Problem statement.
Print the data that follows exactly.

==== Records ====

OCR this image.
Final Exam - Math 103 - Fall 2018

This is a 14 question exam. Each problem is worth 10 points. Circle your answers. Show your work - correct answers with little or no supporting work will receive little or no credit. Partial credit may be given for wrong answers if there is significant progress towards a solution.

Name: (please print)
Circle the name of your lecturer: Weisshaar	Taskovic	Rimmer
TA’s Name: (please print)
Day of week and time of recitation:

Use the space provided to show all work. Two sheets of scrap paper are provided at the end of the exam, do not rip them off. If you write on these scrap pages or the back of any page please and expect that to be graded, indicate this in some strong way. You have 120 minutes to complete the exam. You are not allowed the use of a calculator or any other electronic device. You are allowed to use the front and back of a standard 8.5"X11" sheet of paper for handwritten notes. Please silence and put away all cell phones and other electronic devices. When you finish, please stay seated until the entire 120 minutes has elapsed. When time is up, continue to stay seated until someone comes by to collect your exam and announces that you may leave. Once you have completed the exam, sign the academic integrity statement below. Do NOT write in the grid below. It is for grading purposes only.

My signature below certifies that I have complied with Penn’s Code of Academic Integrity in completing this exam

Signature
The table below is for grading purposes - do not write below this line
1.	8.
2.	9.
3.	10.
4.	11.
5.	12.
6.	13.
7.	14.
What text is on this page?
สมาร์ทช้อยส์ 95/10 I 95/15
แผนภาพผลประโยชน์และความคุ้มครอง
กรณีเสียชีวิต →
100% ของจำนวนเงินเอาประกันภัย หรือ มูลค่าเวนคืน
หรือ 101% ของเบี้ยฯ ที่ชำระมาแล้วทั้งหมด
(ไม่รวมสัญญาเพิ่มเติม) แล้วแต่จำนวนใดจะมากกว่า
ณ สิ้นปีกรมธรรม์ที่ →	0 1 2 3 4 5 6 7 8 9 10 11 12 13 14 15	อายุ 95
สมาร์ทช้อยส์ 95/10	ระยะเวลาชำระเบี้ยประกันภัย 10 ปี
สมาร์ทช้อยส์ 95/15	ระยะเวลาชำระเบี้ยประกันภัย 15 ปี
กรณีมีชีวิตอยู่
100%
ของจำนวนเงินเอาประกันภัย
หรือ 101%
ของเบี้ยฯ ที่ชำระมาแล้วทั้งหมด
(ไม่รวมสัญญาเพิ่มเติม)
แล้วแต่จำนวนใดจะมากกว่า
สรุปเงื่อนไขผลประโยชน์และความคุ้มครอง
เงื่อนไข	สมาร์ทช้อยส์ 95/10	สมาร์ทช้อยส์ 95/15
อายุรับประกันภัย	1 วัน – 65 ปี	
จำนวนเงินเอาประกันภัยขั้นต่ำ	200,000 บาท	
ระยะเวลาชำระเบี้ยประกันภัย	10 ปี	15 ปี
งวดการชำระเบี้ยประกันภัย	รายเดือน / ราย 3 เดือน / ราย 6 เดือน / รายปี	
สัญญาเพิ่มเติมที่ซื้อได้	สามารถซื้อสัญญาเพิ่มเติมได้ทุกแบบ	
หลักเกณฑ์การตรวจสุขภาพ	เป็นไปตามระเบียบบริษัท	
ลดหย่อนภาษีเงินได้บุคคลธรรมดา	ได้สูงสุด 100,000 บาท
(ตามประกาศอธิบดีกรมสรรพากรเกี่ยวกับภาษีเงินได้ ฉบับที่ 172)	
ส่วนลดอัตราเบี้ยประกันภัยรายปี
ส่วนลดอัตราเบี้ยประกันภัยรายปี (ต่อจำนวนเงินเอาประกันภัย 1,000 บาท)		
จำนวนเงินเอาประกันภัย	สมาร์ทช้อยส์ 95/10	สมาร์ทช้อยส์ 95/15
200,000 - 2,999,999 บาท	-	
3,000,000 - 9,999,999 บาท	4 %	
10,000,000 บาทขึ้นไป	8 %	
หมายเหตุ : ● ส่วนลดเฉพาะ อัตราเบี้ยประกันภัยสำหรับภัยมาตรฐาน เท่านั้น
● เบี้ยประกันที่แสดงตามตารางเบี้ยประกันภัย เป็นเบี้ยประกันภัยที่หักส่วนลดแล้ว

====

Written response.
OCR this image.
Final Exam - Math 103 - Fall 2018

This is a 14 question exam. Each problem is worth 10 points. Circle your answers. Show your work - correct answers with little or no supporting work will receive little or no credit. Partial credit may be given for wrong answers if there is significant progress towards a solution.

Name: (please print)
Circle the name of your lecturer: Weisshaar	Taskovic	Rimmer
TA’s Name: (please print)
Day of week and time of recitation:

Use the space provided to show all work. Two sheets of scrap paper are provided at the end of the exam, do not rip them off. If you write on these scrap pages or the back of any page please and expect that to be graded, indicate this in some strong way. You have 120 minutes to complete the exam. You are not allowed the use of a calculator or any other electronic device. You are allowed to use the front and back of a standard 8.5"X11" sheet of paper for handwritten notes. Please silence and put away all cell phones and other electronic devices. When you finish, please stay seated until the entire 120 minutes has elapsed. When time is up, continue to stay seated until someone comes by to collect your exam and announces that you may leave. Once you have completed the exam, sign the academic integrity statement below. Do NOT write in the grid below. It is for grading purposes only.

My signature below certifies that I have complied with Penn’s Code of Academic Integrity in completing this exam

Signature
The table below is for grading purposes - do not write below this line
1.	8.
2.	9.
3.	10.
4.	11.
5.	12.
6.	13.
7.	14.
What text is on this page?
สมาร์ทช้อยส์ 95/10 I 95/15
แผนภาพผลประโยชน์และความคุ้มครอง
กรณีเสียชีวิต →
100% ของจำนวนเงินเอาประกันภัย หรือ มูลค่าเวนคืน
หรือ 101% ของเบี้ยฯ ที่ชำระมาแล้วทั้งหมด
(ไม่รวมสัญญาเพิ่มเติม) แล้วแต่จำนวนใดจะมากกว่า
ณ สิ้นปีกรมธรรม์ที่ →	0 1 2 3 4 5 6 7 8 9 10 11 12 13 14 15	อายุ 95
สมาร์ทช้อยส์ 95/10	ระยะเวลาชำระเบี้ยประกันภัย 10 ปี
สมาร์ทช้อยส์ 95/15	ระยะเวลาชำระเบี้ยประกันภัย 15 ปี
กรณีมีชีวิตอยู่
100%
ของจำนวนเงินเอาประกันภัย
หรือ 101%
ของเบี้ยฯ ที่ชำระมาแล้วทั้งหมด
(ไม่รวมสัญญาเพิ่มเติม)
แล้วแต่จำนวนใดจะมากกว่า
สรุปเงื่อนไขผลประโยชน์และความคุ้มครอง
เงื่อนไข	สมาร์ทช้อยส์ 95/10	สมาร์ทช้อยส์ 95/15
อายุรับประกันภัย	1 วัน – 65 ปี	
จำนวนเงินเอาประกันภัยขั้นต่ำ	200,000 บาท	
ระยะเวลาชำระเบี้ยประกันภัย	10 ปี	15 ปี
งวดการชำระเบี้ยประกันภัย	รายเดือน / ราย 3 เดือน / ราย 6 เดือน / รายปี	
สัญญาเพิ่มเติมที่ซื้อได้	สามารถซื้อสัญญาเพิ่มเติมได้ทุกแบบ	
หลักเกณฑ์การตรวจสุขภาพ	เป็นไปตามระเบียบบริษัท	
ลดหย่อนภาษีเงินได้บุคคลธรรมดา	ได้สูงสุด 100,000 บาท
(ตามประกาศอธิบดีกรมสรรพากรเกี่ยวกับภาษีเงินได้ ฉบับที่ 172)	
ส่วนลดอัตราเบี้ยประกันภัยรายปี
ส่วนลดอัตราเบี้ยประกันภัยรายปี (ต่อจำนวนเงินเอาประกันภัย 1,000 บาท)		
จำนวนเงินเอาประกันภัย	สมาร์ทช้อยส์ 95/10	สมาร์ทช้อยส์ 95/15
200,000 - 2,999,999 บาท	-	
3,000,000 - 9,999,999 บาท	4 %	
10,000,000 บาทขึ้นไป	8 %	
หมายเหตุ : ● ส่วนลดเฉพาะ อัตราเบี้ยประกันภัยสำหรับภัยมาตรฐาน เท่านั้น
● เบี้ยประกันที่แสดงตามตารางเบี้ยประกันภัย เป็นเบี้ยประกันภัยที่หักส่วนลดแล้ว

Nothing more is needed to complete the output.